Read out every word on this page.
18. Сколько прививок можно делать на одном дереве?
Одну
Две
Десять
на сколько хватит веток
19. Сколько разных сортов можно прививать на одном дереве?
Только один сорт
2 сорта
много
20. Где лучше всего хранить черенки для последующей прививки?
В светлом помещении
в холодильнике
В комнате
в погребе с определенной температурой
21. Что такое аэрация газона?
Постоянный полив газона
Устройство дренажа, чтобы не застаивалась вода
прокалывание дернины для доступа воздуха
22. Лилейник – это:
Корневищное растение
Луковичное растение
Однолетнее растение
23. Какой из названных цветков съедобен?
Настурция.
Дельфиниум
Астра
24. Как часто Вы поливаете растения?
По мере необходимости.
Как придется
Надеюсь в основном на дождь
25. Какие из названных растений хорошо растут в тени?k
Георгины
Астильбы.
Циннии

* * *

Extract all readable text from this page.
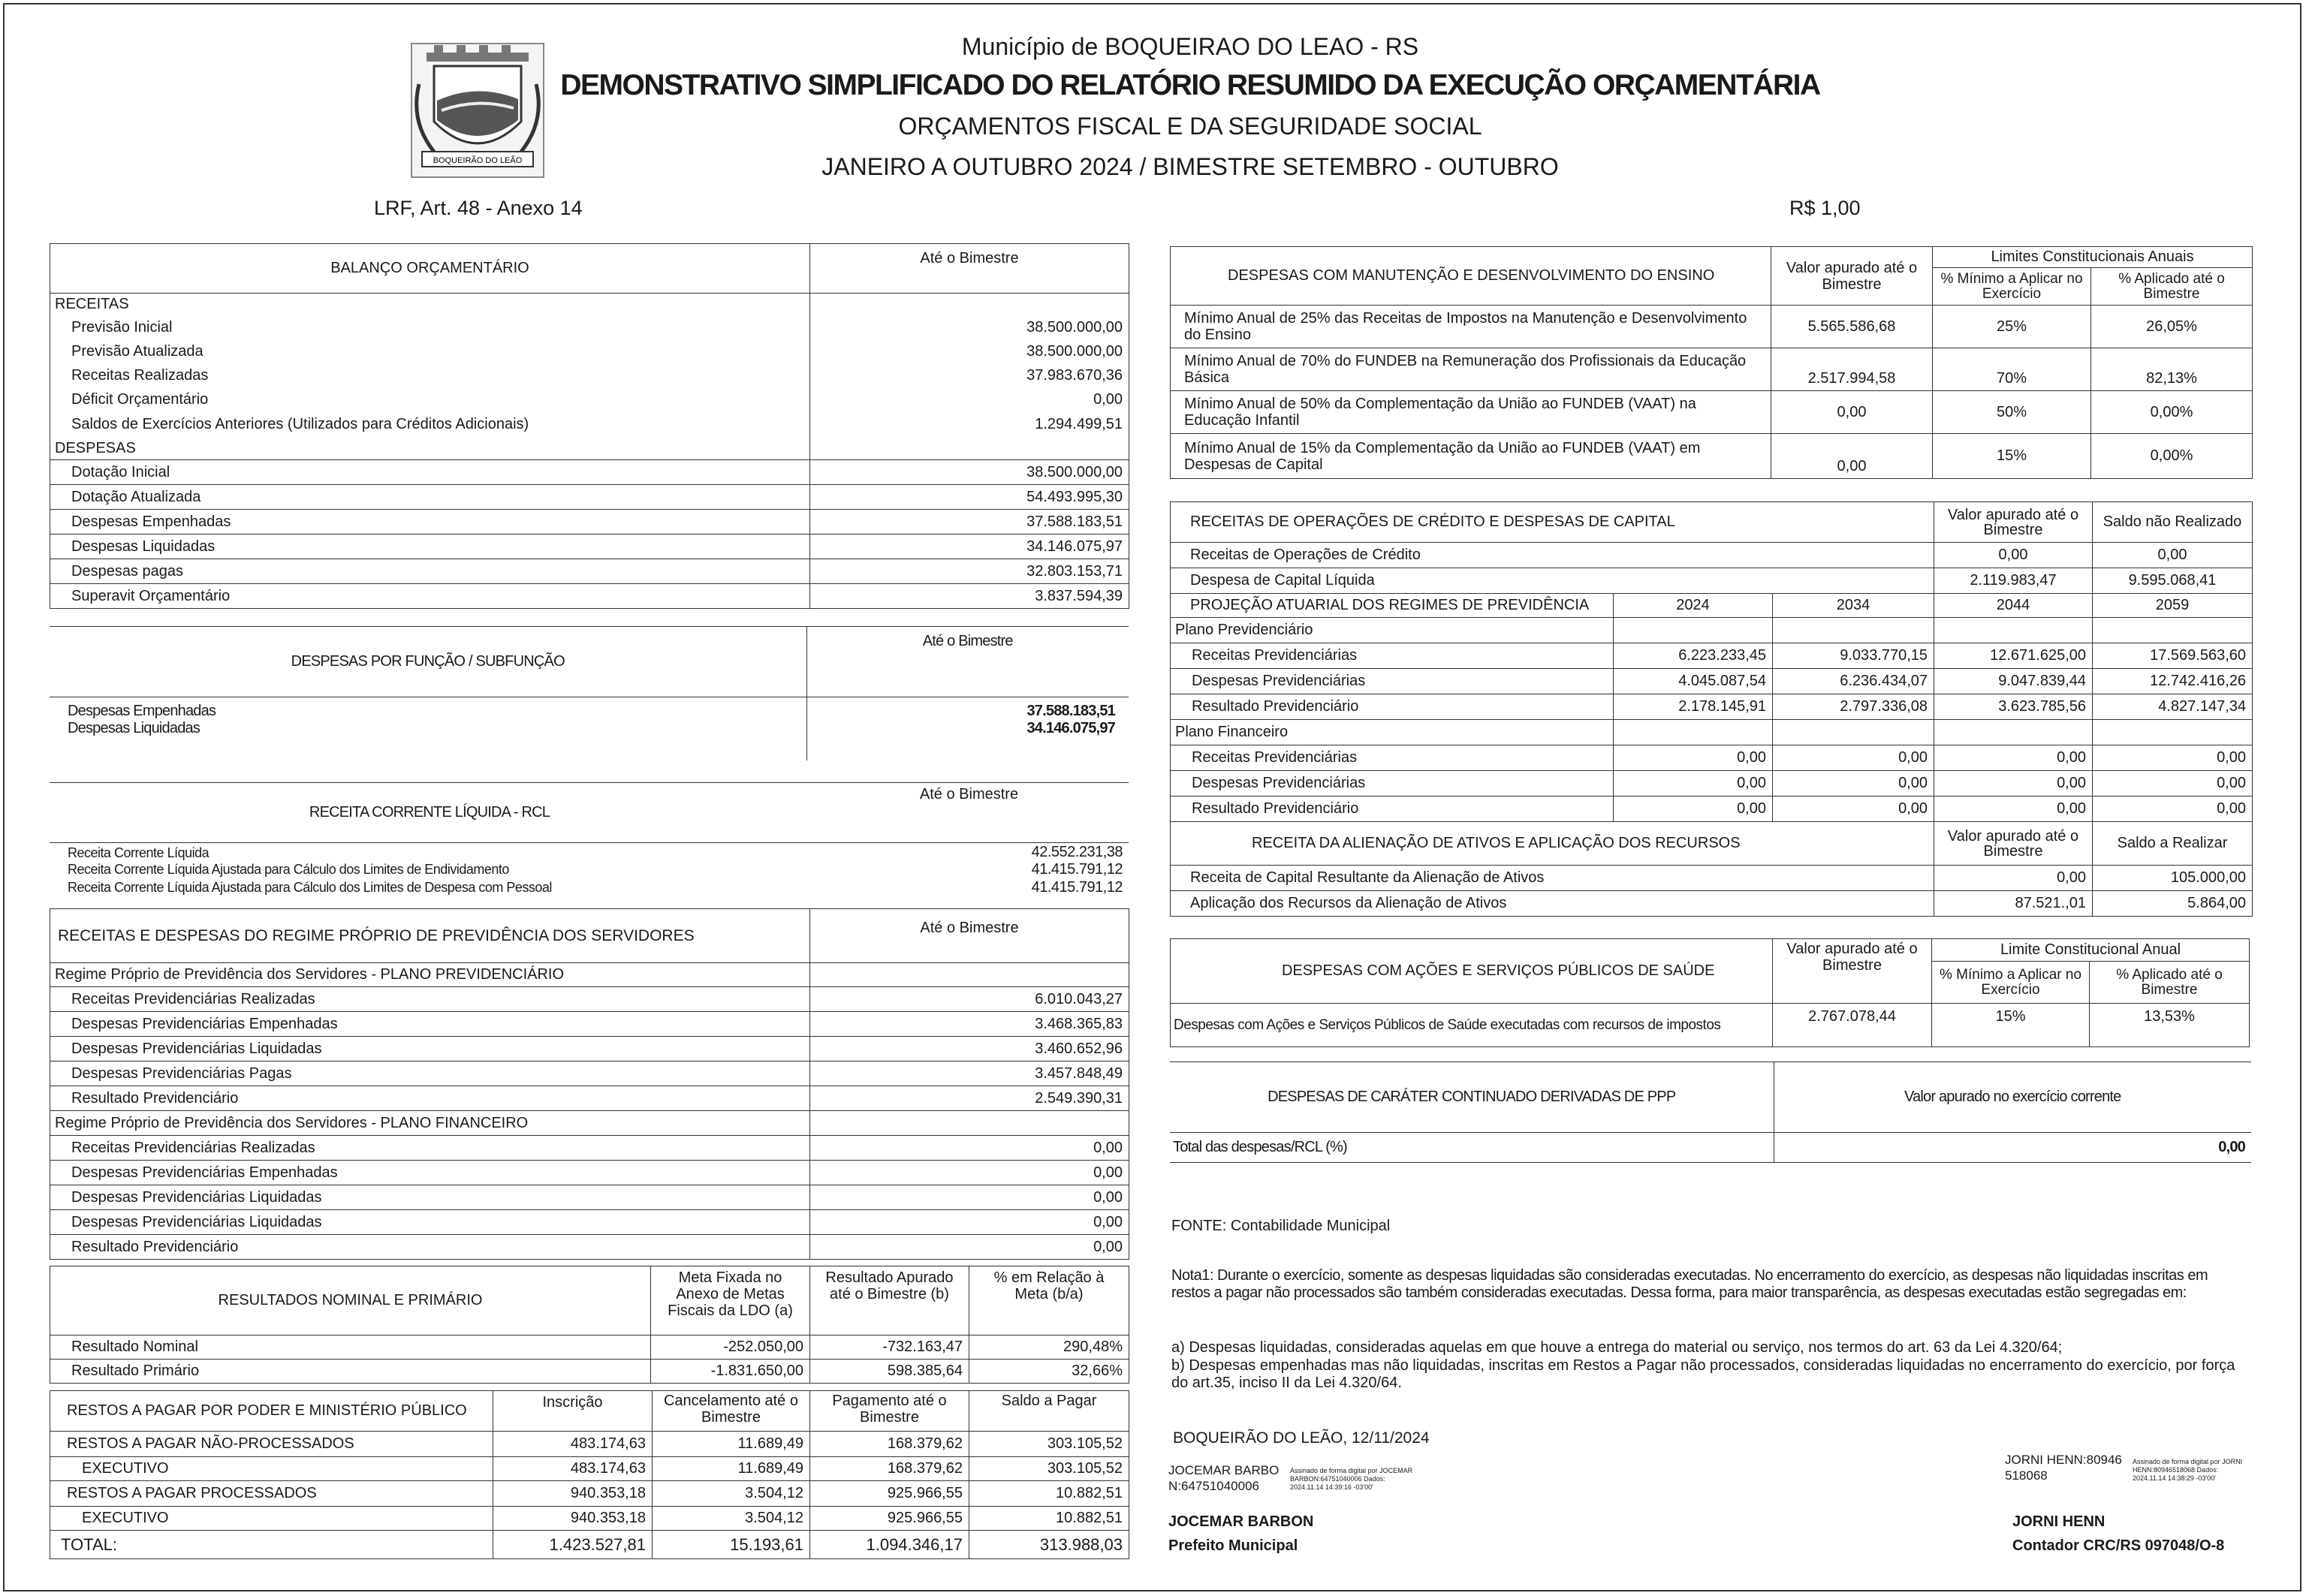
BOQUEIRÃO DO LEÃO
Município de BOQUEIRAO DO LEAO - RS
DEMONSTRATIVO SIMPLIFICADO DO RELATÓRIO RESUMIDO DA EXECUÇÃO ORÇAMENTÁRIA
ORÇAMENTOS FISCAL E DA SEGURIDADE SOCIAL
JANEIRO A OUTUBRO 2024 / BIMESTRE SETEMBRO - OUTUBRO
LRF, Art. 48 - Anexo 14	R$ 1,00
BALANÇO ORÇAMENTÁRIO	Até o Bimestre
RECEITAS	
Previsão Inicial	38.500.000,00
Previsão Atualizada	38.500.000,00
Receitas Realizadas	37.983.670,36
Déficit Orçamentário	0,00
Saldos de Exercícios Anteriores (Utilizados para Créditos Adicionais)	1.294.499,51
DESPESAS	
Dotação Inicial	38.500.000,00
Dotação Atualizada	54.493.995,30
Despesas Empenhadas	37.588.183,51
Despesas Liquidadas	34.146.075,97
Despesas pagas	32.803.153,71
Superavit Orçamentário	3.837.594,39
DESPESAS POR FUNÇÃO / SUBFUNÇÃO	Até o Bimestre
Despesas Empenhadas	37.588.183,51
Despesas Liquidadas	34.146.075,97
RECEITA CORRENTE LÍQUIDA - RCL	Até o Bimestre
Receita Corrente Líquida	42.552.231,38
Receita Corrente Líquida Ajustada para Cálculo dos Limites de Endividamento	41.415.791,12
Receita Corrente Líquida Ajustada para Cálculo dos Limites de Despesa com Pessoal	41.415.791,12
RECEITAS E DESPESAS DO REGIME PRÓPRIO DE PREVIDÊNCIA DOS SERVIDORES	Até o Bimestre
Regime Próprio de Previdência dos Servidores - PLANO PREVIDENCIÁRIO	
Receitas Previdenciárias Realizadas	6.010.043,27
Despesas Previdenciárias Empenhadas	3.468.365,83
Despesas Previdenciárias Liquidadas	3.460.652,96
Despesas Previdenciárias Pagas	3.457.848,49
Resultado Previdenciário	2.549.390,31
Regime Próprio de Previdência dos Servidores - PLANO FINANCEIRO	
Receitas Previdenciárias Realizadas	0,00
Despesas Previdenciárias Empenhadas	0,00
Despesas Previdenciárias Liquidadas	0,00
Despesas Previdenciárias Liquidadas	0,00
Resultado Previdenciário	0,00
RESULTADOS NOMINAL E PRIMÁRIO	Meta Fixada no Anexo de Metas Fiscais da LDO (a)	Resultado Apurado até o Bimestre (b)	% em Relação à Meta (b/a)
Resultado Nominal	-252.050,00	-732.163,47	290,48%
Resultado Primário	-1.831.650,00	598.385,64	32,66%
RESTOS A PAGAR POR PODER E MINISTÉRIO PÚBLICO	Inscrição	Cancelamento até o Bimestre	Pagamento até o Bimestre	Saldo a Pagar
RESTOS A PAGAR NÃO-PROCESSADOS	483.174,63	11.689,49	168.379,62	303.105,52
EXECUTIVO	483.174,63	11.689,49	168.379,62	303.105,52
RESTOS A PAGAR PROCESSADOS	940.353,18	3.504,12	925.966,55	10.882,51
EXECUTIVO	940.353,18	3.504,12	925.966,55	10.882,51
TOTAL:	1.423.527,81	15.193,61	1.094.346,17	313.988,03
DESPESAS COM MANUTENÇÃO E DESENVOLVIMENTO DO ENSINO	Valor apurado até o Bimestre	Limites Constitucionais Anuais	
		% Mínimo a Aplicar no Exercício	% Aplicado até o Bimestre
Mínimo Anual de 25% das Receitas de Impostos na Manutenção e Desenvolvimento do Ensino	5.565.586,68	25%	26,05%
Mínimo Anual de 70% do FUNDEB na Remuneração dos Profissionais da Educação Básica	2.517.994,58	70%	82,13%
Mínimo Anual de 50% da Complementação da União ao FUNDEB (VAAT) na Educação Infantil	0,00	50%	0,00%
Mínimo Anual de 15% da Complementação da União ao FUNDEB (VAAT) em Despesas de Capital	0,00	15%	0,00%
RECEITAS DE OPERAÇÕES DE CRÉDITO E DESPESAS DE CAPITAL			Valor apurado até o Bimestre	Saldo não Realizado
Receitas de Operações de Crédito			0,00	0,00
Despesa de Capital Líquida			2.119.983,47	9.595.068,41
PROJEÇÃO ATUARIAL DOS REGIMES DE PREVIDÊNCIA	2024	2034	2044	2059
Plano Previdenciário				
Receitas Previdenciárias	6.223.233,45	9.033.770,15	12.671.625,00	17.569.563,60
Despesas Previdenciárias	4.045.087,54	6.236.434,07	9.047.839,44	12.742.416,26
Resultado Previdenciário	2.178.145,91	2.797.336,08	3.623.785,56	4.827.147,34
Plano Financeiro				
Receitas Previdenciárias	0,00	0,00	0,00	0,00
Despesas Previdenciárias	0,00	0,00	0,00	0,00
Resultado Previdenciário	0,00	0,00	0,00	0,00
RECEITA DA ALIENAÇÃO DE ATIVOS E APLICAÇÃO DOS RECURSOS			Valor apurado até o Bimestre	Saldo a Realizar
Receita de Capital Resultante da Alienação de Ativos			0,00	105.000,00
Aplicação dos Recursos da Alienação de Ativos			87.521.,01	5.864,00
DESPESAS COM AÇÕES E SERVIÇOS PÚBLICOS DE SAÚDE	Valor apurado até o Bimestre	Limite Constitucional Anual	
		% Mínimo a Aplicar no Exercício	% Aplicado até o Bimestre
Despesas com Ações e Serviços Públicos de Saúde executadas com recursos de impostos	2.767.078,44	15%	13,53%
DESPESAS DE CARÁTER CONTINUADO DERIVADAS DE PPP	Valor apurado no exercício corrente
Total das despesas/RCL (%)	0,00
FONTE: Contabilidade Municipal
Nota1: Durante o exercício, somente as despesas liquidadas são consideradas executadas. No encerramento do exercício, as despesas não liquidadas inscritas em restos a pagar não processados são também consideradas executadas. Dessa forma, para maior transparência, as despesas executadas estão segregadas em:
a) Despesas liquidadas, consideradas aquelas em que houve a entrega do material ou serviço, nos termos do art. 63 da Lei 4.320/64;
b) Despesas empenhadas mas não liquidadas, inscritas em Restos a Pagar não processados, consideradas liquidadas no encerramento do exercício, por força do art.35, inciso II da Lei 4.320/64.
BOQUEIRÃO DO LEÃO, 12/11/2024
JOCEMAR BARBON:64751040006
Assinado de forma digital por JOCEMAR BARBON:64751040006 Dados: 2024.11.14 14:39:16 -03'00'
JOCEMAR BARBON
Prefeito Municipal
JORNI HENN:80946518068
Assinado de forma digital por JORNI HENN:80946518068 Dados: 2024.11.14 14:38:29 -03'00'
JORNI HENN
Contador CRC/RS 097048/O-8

**Task goal**
Gather each line of the listing containing the word "одном" and show it.

**Output of the task**
18. Сколько прививок можно делать на одном дереве?
19. Сколько разных сортов можно прививать на одном дереве?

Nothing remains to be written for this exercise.